* Exercise brief *
Each line that holds the word "excl" is to be identified and copied.

* Given information *

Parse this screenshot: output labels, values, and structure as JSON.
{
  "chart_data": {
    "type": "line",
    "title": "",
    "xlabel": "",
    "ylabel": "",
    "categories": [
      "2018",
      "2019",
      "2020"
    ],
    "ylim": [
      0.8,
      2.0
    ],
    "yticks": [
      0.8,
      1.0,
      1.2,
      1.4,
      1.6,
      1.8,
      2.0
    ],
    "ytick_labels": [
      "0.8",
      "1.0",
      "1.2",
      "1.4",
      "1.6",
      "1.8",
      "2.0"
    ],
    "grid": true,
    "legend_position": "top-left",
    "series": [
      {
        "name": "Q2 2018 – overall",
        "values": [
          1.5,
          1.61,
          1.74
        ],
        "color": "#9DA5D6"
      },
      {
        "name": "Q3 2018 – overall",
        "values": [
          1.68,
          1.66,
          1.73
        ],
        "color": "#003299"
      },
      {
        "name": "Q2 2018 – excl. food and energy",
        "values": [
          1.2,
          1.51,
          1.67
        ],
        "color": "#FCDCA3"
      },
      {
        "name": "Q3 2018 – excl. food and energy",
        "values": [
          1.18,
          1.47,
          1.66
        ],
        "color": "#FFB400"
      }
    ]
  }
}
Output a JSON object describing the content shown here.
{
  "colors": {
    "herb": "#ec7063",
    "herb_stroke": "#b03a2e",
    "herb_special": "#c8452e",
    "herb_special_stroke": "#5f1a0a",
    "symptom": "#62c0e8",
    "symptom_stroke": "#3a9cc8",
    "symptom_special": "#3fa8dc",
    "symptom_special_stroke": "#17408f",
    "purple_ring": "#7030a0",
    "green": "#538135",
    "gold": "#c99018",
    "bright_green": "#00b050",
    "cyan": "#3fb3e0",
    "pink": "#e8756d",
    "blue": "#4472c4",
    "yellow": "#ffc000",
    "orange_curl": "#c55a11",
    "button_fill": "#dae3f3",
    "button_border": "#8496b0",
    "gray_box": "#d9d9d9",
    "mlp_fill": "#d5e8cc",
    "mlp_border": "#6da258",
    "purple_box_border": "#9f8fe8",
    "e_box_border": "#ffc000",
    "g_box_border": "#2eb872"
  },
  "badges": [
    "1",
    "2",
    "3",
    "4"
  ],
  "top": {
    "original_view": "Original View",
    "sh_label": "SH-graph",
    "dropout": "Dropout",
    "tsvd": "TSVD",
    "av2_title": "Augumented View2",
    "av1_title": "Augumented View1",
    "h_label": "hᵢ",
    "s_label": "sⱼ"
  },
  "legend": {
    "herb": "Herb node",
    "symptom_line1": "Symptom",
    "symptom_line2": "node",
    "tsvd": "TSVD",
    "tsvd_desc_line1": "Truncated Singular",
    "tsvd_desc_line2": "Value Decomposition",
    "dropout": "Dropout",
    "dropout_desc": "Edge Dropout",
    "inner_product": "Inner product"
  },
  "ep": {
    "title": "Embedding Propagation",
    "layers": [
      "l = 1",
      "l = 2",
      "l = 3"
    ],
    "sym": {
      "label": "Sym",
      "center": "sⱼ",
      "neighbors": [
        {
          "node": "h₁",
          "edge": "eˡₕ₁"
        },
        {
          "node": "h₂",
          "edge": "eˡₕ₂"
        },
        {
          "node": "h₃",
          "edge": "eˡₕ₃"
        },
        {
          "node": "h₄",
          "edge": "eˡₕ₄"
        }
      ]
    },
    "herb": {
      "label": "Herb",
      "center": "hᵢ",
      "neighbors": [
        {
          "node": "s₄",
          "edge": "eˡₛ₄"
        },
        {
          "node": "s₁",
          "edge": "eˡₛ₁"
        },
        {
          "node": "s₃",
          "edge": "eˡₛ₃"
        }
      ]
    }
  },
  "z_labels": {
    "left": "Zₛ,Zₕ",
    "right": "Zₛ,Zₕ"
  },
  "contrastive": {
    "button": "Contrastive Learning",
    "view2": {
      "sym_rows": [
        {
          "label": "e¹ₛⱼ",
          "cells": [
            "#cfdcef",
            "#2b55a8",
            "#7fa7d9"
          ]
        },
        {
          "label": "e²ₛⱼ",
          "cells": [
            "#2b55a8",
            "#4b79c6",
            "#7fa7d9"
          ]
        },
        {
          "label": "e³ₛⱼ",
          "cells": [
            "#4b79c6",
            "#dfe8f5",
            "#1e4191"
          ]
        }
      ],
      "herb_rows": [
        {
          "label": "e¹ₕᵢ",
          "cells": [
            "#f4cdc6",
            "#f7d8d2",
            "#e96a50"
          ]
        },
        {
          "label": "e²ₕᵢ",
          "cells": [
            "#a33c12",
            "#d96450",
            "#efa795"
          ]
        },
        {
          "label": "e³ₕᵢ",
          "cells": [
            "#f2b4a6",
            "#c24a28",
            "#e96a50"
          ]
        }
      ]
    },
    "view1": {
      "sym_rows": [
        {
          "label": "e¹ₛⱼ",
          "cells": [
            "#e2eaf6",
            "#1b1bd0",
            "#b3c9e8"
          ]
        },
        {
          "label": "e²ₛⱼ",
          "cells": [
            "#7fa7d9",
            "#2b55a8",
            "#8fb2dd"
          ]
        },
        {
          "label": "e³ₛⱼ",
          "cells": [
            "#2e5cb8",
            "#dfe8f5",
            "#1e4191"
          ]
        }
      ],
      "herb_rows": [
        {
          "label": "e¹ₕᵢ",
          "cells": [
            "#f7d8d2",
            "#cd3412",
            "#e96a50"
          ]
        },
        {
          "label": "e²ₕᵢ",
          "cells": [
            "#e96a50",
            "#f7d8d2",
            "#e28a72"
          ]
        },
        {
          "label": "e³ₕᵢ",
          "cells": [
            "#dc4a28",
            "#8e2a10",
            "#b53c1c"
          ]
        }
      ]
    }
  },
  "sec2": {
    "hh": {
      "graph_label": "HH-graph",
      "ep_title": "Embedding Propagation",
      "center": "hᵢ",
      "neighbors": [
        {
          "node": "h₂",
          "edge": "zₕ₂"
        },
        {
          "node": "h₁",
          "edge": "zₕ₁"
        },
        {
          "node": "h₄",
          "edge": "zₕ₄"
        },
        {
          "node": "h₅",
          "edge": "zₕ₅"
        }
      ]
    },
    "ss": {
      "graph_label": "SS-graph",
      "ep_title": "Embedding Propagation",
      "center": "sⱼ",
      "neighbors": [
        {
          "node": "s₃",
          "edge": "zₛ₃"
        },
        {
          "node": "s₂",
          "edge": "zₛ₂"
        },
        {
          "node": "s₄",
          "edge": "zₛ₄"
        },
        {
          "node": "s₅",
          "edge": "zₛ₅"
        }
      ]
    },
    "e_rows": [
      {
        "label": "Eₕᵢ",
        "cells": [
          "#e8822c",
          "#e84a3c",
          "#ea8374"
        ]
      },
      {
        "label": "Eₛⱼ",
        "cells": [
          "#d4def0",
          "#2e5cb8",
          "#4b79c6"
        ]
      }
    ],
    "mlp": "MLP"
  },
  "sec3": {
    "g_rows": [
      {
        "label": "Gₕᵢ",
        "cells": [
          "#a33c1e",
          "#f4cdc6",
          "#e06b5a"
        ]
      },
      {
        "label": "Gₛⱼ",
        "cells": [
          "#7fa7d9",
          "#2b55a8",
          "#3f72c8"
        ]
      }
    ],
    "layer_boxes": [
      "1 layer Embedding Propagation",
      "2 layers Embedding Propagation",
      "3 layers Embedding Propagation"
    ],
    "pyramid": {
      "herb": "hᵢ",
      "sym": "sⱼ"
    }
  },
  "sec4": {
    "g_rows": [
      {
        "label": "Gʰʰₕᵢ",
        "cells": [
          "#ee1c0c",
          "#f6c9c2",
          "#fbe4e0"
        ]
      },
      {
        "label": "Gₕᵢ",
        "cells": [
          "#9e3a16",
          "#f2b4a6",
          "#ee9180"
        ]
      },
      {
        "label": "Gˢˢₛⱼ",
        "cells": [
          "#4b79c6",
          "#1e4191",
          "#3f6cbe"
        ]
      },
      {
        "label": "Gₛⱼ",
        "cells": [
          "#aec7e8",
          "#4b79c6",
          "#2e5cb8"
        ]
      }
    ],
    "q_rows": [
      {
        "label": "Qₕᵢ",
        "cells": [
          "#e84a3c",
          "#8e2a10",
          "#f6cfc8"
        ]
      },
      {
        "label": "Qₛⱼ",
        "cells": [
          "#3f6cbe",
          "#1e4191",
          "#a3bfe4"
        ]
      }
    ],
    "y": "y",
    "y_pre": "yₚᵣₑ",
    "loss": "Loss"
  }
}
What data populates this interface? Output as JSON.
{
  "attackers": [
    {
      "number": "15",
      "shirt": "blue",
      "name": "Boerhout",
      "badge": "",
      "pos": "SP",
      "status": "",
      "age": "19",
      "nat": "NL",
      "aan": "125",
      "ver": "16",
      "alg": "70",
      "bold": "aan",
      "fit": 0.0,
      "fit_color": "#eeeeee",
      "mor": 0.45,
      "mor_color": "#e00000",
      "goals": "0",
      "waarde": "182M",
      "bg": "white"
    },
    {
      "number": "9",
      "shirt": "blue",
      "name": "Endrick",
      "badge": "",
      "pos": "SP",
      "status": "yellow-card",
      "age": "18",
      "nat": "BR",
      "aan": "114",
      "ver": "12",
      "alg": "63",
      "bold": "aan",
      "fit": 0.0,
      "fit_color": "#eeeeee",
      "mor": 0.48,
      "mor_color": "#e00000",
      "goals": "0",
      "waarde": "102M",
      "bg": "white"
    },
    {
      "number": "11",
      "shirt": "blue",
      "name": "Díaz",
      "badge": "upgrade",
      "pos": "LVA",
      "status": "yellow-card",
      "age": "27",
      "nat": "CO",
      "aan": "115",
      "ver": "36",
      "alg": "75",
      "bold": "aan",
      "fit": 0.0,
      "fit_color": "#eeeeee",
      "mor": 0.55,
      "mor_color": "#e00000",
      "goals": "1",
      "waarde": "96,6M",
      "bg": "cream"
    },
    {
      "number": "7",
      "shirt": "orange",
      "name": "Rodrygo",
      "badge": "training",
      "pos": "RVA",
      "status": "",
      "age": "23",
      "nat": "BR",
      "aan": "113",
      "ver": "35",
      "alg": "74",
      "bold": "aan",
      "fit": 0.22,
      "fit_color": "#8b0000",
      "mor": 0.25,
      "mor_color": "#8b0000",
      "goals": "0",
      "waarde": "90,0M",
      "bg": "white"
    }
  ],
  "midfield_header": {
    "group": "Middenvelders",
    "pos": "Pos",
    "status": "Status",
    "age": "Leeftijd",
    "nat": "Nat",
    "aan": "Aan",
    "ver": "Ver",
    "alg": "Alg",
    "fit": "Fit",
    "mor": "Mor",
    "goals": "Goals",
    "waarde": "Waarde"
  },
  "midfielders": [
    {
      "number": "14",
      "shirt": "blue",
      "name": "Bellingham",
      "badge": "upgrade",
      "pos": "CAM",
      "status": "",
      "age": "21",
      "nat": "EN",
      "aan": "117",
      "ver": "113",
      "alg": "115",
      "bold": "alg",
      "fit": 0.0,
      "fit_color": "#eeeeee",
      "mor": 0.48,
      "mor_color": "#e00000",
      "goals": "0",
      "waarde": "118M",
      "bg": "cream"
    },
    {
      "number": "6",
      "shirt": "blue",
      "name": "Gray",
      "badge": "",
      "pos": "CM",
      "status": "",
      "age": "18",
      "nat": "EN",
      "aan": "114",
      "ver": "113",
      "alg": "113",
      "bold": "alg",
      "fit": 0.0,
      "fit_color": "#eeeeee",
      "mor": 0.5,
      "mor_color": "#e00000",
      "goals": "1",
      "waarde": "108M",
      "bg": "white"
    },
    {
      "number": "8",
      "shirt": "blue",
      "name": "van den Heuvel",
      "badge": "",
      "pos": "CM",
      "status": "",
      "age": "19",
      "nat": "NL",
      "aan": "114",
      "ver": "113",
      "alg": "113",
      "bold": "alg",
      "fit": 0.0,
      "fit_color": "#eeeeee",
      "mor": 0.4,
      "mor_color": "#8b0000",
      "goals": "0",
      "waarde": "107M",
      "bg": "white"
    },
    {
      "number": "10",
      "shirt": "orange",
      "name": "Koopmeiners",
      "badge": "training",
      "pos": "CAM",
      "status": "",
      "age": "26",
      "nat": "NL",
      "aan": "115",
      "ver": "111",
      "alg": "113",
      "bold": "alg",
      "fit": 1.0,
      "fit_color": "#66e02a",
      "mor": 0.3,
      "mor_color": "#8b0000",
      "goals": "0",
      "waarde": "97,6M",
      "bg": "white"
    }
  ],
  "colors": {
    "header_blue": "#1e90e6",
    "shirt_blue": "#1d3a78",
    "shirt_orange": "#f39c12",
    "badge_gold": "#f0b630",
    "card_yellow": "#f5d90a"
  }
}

* The answer *
        "name": "Q2 2018 – excl. food and energy",
        "name": "Q3 2018 – excl. food and energy",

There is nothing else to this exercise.